* Problem to solve
Could you transcribe each entry below exactly, minus the images?

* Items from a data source
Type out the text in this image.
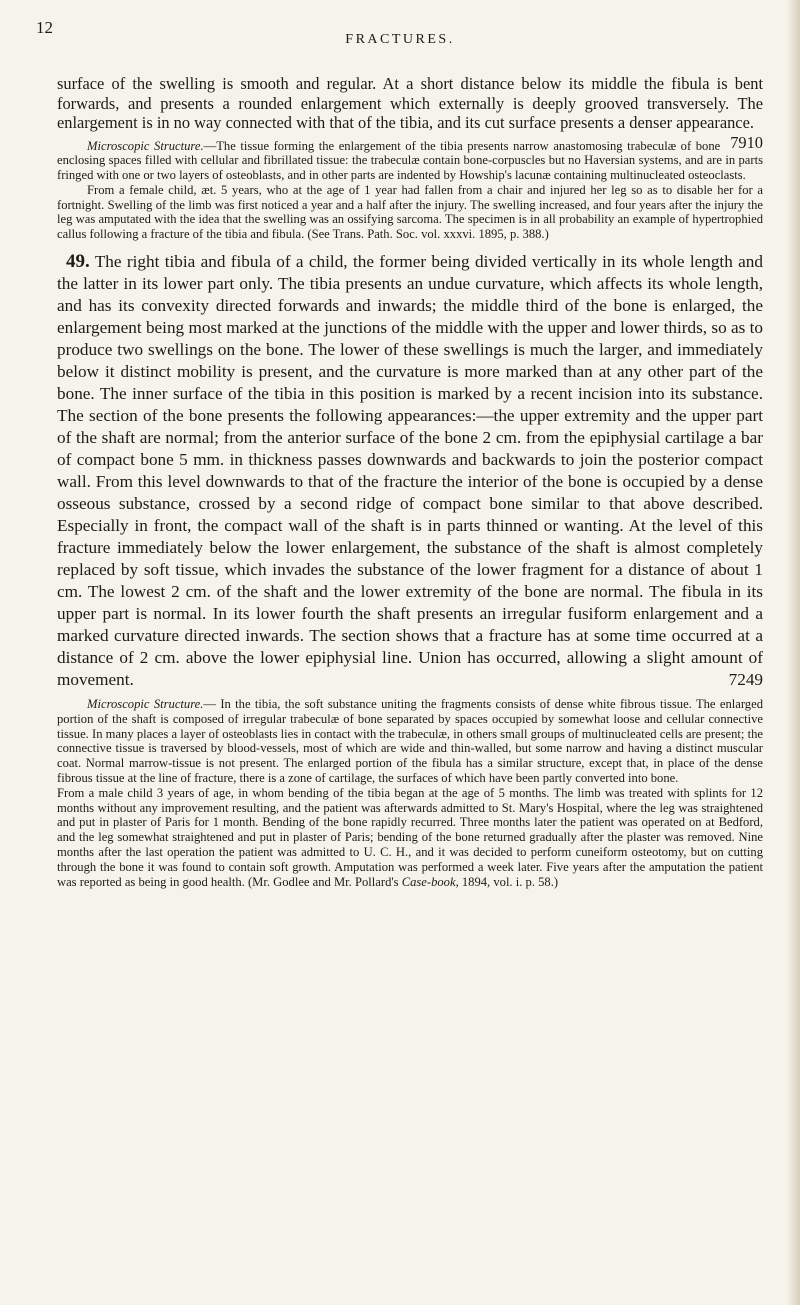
12
FRACTURES.

surface of the swelling is smooth and regular. At a short distance below its middle the fibula is bent forwards, and presents a rounded enlargement which externally is deeply grooved transversely. The enlargement is in no way connected with that of the tibia, and its cut surface presents a denser appearance.
7910

Microscopic Structure.—The tissue forming the enlargement of the tibia presents narrow anastomosing trabeculæ of bone enclosing spaces filled with cellular and fibrillated tissue: the trabeculæ contain bone-corpuscles but no Haversian systems, and are in parts fringed with one or two layers of osteoblasts, and in other parts are indented by Howship's lacunæ containing multinucleated osteoclasts.

From a female child, æt. 5 years, who at the age of 1 year had fallen from a chair and injured her leg so as to disable her for a fortnight. Swelling of the limb was first noticed a year and a half after the injury. The swelling increased, and four years after the injury the leg was amputated with the idea that the swelling was an ossifying sarcoma. The specimen is in all probability an example of hypertrophied callus following a fracture of the tibia and fibula. (See Trans. Path. Soc. vol. xxxvi. 1895, p. 388.)

49. The right tibia and fibula of a child, the former being divided vertically in its whole length and the latter in its lower part only. The tibia presents an undue curvature, which affects its whole length, and has its convexity directed forwards and inwards; the middle third of the bone is enlarged, the enlargement being most marked at the junctions of the middle with the upper and lower thirds, so as to produce two swellings on the bone. The lower of these swellings is much the larger, and immediately below it distinct mobility is present, and the curvature is more marked than at any other part of the bone. The inner surface of the tibia in this position is marked by a recent incision into its substance. The section of the bone presents the following appearances:—the upper extremity and the upper part of the shaft are normal; from the anterior surface of the bone 2 cm. from the epiphysial cartilage a bar of compact bone 5 mm. in thickness passes downwards and backwards to join the posterior compact wall. From this level downwards to that of the fracture the interior of the bone is occupied by a dense osseous substance, crossed by a second ridge of compact bone similar to that above described. Especially in front, the compact wall of the shaft is in parts thinned or wanting. At the level of this fracture immediately below the lower enlargement, the substance of the shaft is almost completely replaced by soft tissue, which invades the substance of the lower fragment for a distance of about 1 cm. The lowest 2 cm. of the shaft and the lower extremity of the bone are normal. The fibula in its upper part is normal. In its lower fourth the shaft presents an irregular fusiform enlargement and a marked curvature directed inwards. The section shows that a fracture has at some time occurred at a distance of 2 cm. above the lower epiphysial line. Union has occurred, allowing a slight amount of movement.	7249

Microscopic Structure.— In the tibia, the soft substance uniting the fragments consists of dense white fibrous tissue. The enlarged portion of the shaft is composed of irregular trabeculæ of bone separated by spaces occupied by somewhat loose and cellular connective tissue. In many places a layer of osteoblasts lies in contact with the trabeculæ, in others small groups of multinucleated cells are present; the connective tissue is traversed by blood-vessels, most of which are wide and thin-walled, but some narrow and having a distinct muscular coat. Normal marrow-tissue is not present. The enlarged portion of the fibula has a similar structure, except that, in place of the dense fibrous tissue at the line of fracture, there is a zone of cartilage, the surfaces of which have been partly converted into bone.

From a male child 3 years of age, in whom bending of the tibia began at the age of 5 months. The limb was treated with splints for 12 months without any improvement resulting, and the patient was afterwards admitted to St. Mary's Hospital, where the leg was straightened and put in plaster of Paris for 1 month. Bending of the bone rapidly recurred. Three months later the patient was operated on at Bedford, and the leg somewhat straightened and put in plaster of Paris; bending of the bone returned gradually after the plaster was removed. Nine months after the last operation the patient was admitted to U. C. H., and it was decided to perform cuneiform osteotomy, but on cutting through the bone it was found to contain soft growth. Amputation was performed a week later. Five years after the amputation the patient was reported as being in good health. (Mr. Godlee and Mr. Pollard's Case-book, 1894, vol. i. p. 58.)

* Worked solution
Type out the text in this image.
12
FRACTURES.

surface of the swelling is smooth and regular. At a short distance below its middle the fibula is bent forwards, and presents a rounded enlargement which externally is deeply grooved transversely. The enlargement is in no way connected with that of the tibia, and its cut surface presents a denser appearance.
7910

Microscopic Structure.—The tissue forming the enlargement of the tibia presents narrow anastomosing trabeculæ of bone enclosing spaces filled with cellular and fibrillated tissue: the trabeculæ contain bone-corpuscles but no Haversian systems, and are in parts fringed with one or two layers of osteoblasts, and in other parts are indented by Howship's lacunæ containing multinucleated osteoclasts.

From a female child, æt. 5 years, who at the age of 1 year had fallen from a chair and injured her leg so as to disable her for a fortnight. Swelling of the limb was first noticed a year and a half after the injury. The swelling increased, and four years after the injury the leg was amputated with the idea that the swelling was an ossifying sarcoma. The specimen is in all probability an example of hypertrophied callus following a fracture of the tibia and fibula. (See Trans. Path. Soc. vol. xxxvi. 1895, p. 388.)

49. The right tibia and fibula of a child, the former being divided vertically in its whole length and the latter in its lower part only. The tibia presents an undue curvature, which affects its whole length, and has its convexity directed forwards and inwards; the middle third of the bone is enlarged, the enlargement being most marked at the junctions of the middle with the upper and lower thirds, so as to produce two swellings on the bone. The lower of these swellings is much the larger, and immediately below it distinct mobility is present, and the curvature is more marked than at any other part of the bone. The inner surface of the tibia in this position is marked by a recent incision into its substance. The section of the bone presents the following appearances:—the upper extremity and the upper part of the shaft are normal; from the anterior surface of the bone 2 cm. from the epiphysial cartilage a bar of compact bone 5 mm. in thickness passes downwards and backwards to join the posterior compact wall. From this level downwards to that of the fracture the interior of the bone is occupied by a dense osseous substance, crossed by a second ridge of compact bone similar to that above described. Especially in front, the compact wall of the shaft is in parts thinned or wanting. At the level of this fracture immediately below the lower enlargement, the substance of the shaft is almost completely replaced by soft tissue, which invades the substance of the lower fragment for a distance of about 1 cm. The lowest 2 cm. of the shaft and the lower extremity of the bone are normal. The fibula in its upper part is normal. In its lower fourth the shaft presents an irregular fusiform enlargement and a marked curvature directed inwards. The section shows that a fracture has at some time occurred at a distance of 2 cm. above the lower epiphysial line. Union has occurred, allowing a slight amount of movement.	7249

Microscopic Structure.— In the tibia, the soft substance uniting the fragments consists of dense white fibrous tissue. The enlarged portion of the shaft is composed of irregular trabeculæ of bone separated by spaces occupied by somewhat loose and cellular connective tissue. In many places a layer of osteoblasts lies in contact with the trabeculæ, in others small groups of multinucleated cells are present; the connective tissue is traversed by blood-vessels, most of which are wide and thin-walled, but some narrow and having a distinct muscular coat. Normal marrow-tissue is not present. The enlarged portion of the fibula has a similar structure, except that, in place of the dense fibrous tissue at the line of fracture, there is a zone of cartilage, the surfaces of which have been partly converted into bone.

From a male child 3 years of age, in whom bending of the tibia began at the age of 5 months. The limb was treated with splints for 12 months without any improvement resulting, and the patient was afterwards admitted to St. Mary's Hospital, where the leg was straightened and put in plaster of Paris for 1 month. Bending of the bone rapidly recurred. Three months later the patient was operated on at Bedford, and the leg somewhat straightened and put in plaster of Paris; bending of the bone returned gradually after the plaster was removed. Nine months after the last operation the patient was admitted to U. C. H., and it was decided to perform cuneiform osteotomy, but on cutting through the bone it was found to contain soft growth. Amputation was performed a week later. Five years after the amputation the patient was reported as being in good health. (Mr. Godlee and Mr. Pollard's Case-book, 1894, vol. i. p. 58.)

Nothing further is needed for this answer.